▶ **What you are asked to do**
Find every line in the records that holds the string "para". Copy each one.

## Start

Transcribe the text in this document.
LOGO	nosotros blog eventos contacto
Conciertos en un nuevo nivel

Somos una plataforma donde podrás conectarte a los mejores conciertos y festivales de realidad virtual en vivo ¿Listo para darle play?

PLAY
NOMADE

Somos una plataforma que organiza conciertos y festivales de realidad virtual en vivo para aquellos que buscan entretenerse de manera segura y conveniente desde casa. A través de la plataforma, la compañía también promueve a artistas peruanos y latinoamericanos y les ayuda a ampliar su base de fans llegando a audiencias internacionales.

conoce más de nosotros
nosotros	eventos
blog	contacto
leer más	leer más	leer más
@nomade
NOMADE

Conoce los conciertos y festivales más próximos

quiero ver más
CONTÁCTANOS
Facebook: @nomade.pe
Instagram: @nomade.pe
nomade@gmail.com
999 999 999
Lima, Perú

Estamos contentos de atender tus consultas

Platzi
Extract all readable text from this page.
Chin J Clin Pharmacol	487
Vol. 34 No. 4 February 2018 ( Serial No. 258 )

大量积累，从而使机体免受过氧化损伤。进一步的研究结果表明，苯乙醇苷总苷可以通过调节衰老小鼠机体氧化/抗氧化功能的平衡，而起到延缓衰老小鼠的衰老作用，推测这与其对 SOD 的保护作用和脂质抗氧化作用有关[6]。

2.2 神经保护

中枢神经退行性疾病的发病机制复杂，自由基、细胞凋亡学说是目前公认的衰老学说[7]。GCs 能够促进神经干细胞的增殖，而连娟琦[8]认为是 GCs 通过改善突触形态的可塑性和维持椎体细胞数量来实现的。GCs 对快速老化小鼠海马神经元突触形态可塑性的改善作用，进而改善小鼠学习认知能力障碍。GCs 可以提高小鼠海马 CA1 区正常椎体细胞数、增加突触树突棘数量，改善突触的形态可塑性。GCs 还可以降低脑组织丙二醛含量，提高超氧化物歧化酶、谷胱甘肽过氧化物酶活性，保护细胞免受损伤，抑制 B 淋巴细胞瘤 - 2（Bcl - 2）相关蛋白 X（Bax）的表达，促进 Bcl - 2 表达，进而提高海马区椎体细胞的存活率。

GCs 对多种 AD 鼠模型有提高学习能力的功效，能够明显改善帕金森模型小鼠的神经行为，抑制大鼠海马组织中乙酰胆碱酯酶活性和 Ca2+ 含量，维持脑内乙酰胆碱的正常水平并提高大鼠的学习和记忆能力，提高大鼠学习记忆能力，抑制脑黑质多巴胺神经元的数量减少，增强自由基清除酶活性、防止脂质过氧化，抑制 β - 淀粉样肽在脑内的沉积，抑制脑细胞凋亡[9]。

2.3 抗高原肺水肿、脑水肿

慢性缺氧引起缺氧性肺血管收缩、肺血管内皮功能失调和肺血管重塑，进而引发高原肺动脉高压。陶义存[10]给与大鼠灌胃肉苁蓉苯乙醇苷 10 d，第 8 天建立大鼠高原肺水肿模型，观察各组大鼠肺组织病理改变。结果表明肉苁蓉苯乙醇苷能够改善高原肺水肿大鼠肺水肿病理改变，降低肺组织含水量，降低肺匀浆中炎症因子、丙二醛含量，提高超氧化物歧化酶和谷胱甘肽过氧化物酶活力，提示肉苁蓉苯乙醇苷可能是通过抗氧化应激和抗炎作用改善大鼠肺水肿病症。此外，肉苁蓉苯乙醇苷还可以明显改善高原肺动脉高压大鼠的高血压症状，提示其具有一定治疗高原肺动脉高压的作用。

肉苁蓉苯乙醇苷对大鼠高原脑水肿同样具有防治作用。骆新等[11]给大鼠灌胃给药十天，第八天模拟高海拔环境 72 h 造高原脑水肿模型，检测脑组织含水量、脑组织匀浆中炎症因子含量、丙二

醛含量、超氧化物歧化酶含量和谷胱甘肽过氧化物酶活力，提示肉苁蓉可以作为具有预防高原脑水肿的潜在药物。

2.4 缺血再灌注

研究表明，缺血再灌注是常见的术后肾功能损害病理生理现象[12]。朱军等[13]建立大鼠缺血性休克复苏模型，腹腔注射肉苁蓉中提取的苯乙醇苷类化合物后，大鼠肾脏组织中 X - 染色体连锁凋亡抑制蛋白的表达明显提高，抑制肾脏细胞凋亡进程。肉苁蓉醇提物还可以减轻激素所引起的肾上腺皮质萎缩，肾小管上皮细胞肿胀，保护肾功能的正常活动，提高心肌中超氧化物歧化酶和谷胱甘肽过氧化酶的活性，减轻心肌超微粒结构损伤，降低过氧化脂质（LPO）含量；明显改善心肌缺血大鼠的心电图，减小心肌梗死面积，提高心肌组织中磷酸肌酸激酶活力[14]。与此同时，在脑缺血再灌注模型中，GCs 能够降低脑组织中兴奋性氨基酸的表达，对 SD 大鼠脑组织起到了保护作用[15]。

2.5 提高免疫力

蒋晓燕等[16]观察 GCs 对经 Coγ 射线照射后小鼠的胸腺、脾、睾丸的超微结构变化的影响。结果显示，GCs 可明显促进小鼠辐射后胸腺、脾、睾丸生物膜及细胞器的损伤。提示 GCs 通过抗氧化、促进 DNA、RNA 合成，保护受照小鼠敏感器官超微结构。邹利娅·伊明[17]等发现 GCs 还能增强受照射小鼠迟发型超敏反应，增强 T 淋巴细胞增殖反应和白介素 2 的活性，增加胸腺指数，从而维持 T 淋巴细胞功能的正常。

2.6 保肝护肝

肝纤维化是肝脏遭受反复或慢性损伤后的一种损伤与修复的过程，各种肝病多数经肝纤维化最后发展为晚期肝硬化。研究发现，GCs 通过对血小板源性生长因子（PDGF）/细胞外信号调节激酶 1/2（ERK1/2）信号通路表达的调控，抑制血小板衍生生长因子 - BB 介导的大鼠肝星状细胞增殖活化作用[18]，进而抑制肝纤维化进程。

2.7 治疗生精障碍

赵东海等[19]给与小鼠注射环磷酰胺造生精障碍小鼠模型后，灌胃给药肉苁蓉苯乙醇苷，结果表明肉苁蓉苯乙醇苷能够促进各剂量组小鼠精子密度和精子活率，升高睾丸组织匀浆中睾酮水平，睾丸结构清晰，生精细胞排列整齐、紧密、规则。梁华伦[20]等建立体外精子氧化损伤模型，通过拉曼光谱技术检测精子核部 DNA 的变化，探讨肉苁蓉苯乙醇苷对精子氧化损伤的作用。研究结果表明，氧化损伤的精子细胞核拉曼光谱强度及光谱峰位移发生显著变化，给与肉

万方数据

## End

▶ **Task output**
Somos una plataforma donde podrás conectarte a los mejores conciertos y festivales de realidad virtual en vivo ¿Listo para darle play?
Somos una plataforma que organiza conciertos y festivales de realidad virtual en vivo para aquellos que buscan entretenerse de manera segura y conveniente desde casa. A través de la plataforma, la compañía también promueve a artistas peruanos y latinoamericanos y les ayuda a ampliar su base de fans llegando a audiencias internacionales.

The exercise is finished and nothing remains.